(Dataset items)

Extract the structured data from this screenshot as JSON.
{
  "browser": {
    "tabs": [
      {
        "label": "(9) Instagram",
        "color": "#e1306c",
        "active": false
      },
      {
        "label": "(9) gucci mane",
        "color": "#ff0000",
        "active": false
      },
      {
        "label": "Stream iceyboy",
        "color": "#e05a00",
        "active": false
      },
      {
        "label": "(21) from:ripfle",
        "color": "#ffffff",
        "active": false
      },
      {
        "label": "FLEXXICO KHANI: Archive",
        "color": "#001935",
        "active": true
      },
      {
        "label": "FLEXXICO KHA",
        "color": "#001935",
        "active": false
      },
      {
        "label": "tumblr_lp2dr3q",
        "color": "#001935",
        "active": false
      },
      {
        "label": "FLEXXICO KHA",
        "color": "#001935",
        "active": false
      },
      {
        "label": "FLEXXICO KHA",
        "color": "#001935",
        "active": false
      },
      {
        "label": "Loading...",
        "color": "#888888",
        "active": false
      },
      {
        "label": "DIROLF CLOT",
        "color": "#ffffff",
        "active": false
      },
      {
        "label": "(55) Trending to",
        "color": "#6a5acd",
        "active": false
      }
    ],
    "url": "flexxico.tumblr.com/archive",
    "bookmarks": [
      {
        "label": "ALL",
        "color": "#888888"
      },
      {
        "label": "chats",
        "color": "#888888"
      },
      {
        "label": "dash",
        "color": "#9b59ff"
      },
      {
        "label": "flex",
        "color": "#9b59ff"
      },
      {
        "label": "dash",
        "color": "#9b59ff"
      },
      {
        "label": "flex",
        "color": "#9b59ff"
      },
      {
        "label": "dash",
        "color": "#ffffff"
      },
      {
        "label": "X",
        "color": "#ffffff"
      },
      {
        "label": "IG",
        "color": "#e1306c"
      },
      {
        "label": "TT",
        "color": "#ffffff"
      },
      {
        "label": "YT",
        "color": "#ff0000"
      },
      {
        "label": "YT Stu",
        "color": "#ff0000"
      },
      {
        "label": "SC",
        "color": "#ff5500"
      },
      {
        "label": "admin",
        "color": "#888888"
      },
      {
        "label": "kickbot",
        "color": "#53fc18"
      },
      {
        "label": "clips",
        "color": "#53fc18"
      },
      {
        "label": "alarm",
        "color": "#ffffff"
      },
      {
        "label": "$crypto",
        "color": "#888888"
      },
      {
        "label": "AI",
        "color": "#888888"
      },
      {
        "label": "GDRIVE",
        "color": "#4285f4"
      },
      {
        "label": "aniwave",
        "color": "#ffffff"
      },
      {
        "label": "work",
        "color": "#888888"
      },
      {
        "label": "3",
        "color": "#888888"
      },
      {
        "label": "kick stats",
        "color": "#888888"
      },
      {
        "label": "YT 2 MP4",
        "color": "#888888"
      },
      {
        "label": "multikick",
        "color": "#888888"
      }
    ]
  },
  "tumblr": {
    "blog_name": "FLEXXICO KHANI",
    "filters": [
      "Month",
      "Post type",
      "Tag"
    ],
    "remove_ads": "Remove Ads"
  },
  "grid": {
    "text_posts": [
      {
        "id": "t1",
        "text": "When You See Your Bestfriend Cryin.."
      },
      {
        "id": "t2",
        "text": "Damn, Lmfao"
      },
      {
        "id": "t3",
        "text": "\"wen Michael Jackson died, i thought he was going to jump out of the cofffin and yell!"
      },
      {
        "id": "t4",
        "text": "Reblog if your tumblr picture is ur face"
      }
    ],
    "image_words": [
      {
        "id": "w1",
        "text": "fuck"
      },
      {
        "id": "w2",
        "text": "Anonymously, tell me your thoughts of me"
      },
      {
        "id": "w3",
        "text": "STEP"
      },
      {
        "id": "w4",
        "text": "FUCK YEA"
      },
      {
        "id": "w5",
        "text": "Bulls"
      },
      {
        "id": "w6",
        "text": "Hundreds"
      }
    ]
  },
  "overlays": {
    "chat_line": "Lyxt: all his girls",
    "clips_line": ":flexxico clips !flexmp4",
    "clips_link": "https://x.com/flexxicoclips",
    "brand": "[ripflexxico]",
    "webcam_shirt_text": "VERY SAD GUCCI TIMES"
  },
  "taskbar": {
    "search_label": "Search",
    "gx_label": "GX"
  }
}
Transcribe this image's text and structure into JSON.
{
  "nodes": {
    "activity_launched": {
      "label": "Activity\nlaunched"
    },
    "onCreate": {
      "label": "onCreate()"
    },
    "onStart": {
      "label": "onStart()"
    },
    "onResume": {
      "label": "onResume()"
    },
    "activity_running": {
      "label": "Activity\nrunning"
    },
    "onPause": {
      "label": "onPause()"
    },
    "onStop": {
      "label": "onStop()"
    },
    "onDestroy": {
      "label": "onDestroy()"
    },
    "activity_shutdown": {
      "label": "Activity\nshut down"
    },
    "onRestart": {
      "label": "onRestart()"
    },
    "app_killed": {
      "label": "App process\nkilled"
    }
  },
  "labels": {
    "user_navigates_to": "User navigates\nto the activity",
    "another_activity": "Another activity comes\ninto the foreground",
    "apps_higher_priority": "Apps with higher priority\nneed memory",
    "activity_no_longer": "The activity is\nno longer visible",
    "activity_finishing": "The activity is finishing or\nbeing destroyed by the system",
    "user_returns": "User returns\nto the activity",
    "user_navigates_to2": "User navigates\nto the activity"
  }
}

* EXERCISE BRIEF:
Reproduce the whole listing word for word.

* SOLUTION TO THE PROBLEM:
Extract the structured data from this screenshot as JSON.
{
  "browser": {
    "tabs": [
      {
        "label": "(9) Instagram",
        "color": "#e1306c",
        "active": false
      },
      {
        "label": "(9) gucci mane",
        "color": "#ff0000",
        "active": false
      },
      {
        "label": "Stream iceyboy",
        "color": "#e05a00",
        "active": false
      },
      {
        "label": "(21) from:ripfle",
        "color": "#ffffff",
        "active": false
      },
      {
        "label": "FLEXXICO KHANI: Archive",
        "color": "#001935",
        "active": true
      },
      {
        "label": "FLEXXICO KHA",
        "color": "#001935",
        "active": false
      },
      {
        "label": "tumblr_lp2dr3q",
        "color": "#001935",
        "active": false
      },
      {
        "label": "FLEXXICO KHA",
        "color": "#001935",
        "active": false
      },
      {
        "label": "FLEXXICO KHA",
        "color": "#001935",
        "active": false
      },
      {
        "label": "Loading...",
        "color": "#888888",
        "active": false
      },
      {
        "label": "DIROLF CLOT",
        "color": "#ffffff",
        "active": false
      },
      {
        "label": "(55) Trending to",
        "color": "#6a5acd",
        "active": false
      }
    ],
    "url": "flexxico.tumblr.com/archive",
    "bookmarks": [
      {
        "label": "ALL",
        "color": "#888888"
      },
      {
        "label": "chats",
        "color": "#888888"
      },
      {
        "label": "dash",
        "color": "#9b59ff"
      },
      {
        "label": "flex",
        "color": "#9b59ff"
      },
      {
        "label": "dash",
        "color": "#9b59ff"
      },
      {
        "label": "flex",
        "color": "#9b59ff"
      },
      {
        "label": "dash",
        "color": "#ffffff"
      },
      {
        "label": "X",
        "color": "#ffffff"
      },
      {
        "label": "IG",
        "color": "#e1306c"
      },
      {
        "label": "TT",
        "color": "#ffffff"
      },
      {
        "label": "YT",
        "color": "#ff0000"
      },
      {
        "label": "YT Stu",
        "color": "#ff0000"
      },
      {
        "label": "SC",
        "color": "#ff5500"
      },
      {
        "label": "admin",
        "color": "#888888"
      },
      {
        "label": "kickbot",
        "color": "#53fc18"
      },
      {
        "label": "clips",
        "color": "#53fc18"
      },
      {
        "label": "alarm",
        "color": "#ffffff"
      },
      {
        "label": "$crypto",
        "color": "#888888"
      },
      {
        "label": "AI",
        "color": "#888888"
      },
      {
        "label": "GDRIVE",
        "color": "#4285f4"
      },
      {
        "label": "aniwave",
        "color": "#ffffff"
      },
      {
        "label": "work",
        "color": "#888888"
      },
      {
        "label": "3",
        "color": "#888888"
      },
      {
        "label": "kick stats",
        "color": "#888888"
      },
      {
        "label": "YT 2 MP4",
        "color": "#888888"
      },
      {
        "label": "multikick",
        "color": "#888888"
      }
    ]
  },
  "tumblr": {
    "blog_name": "FLEXXICO KHANI",
    "filters": [
      "Month",
      "Post type",
      "Tag"
    ],
    "remove_ads": "Remove Ads"
  },
  "grid": {
    "text_posts": [
      {
        "id": "t1",
        "text": "When You See Your Bestfriend Cryin.."
      },
      {
        "id": "t2",
        "text": "Damn, Lmfao"
      },
      {
        "id": "t3",
        "text": "\"wen Michael Jackson died, i thought he was going to jump out of the cofffin and yell!"
      },
      {
        "id": "t4",
        "text": "Reblog if your tumblr picture is ur face"
      }
    ],
    "image_words": [
      {
        "id": "w1",
        "text": "fuck"
      },
      {
        "id": "w2",
        "text": "Anonymously, tell me your thoughts of me"
      },
      {
        "id": "w3",
        "text": "STEP"
      },
      {
        "id": "w4",
        "text": "FUCK YEA"
      },
      {
        "id": "w5",
        "text": "Bulls"
      },
      {
        "id": "w6",
        "text": "Hundreds"
      }
    ]
  },
  "overlays": {
    "chat_line": "Lyxt: all his girls",
    "clips_line": ":flexxico clips !flexmp4",
    "clips_link": "https://x.com/flexxicoclips",
    "brand": "[ripflexxico]",
    "webcam_shirt_text": "VERY SAD GUCCI TIMES"
  },
  "taskbar": {
    "search_label": "Search",
    "gx_label": "GX"
  }
}
Transcribe this image's text and structure into JSON.
{
  "nodes": {
    "activity_launched": {
      "label": "Activity\nlaunched"
    },
    "onCreate": {
      "label": "onCreate()"
    },
    "onStart": {
      "label": "onStart()"
    },
    "onResume": {
      "label": "onResume()"
    },
    "activity_running": {
      "label": "Activity\nrunning"
    },
    "onPause": {
      "label": "onPause()"
    },
    "onStop": {
      "label": "onStop()"
    },
    "onDestroy": {
      "label": "onDestroy()"
    },
    "activity_shutdown": {
      "label": "Activity\nshut down"
    },
    "onRestart": {
      "label": "onRestart()"
    },
    "app_killed": {
      "label": "App process\nkilled"
    }
  },
  "labels": {
    "user_navigates_to": "User navigates\nto the activity",
    "another_activity": "Another activity comes\ninto the foreground",
    "apps_higher_priority": "Apps with higher priority\nneed memory",
    "activity_no_longer": "The activity is\nno longer visible",
    "activity_finishing": "The activity is finishing or\nbeing destroyed by the system",
    "user_returns": "User returns\nto the activity",
    "user_navigates_to2": "User navigates\nto the activity"
  }
}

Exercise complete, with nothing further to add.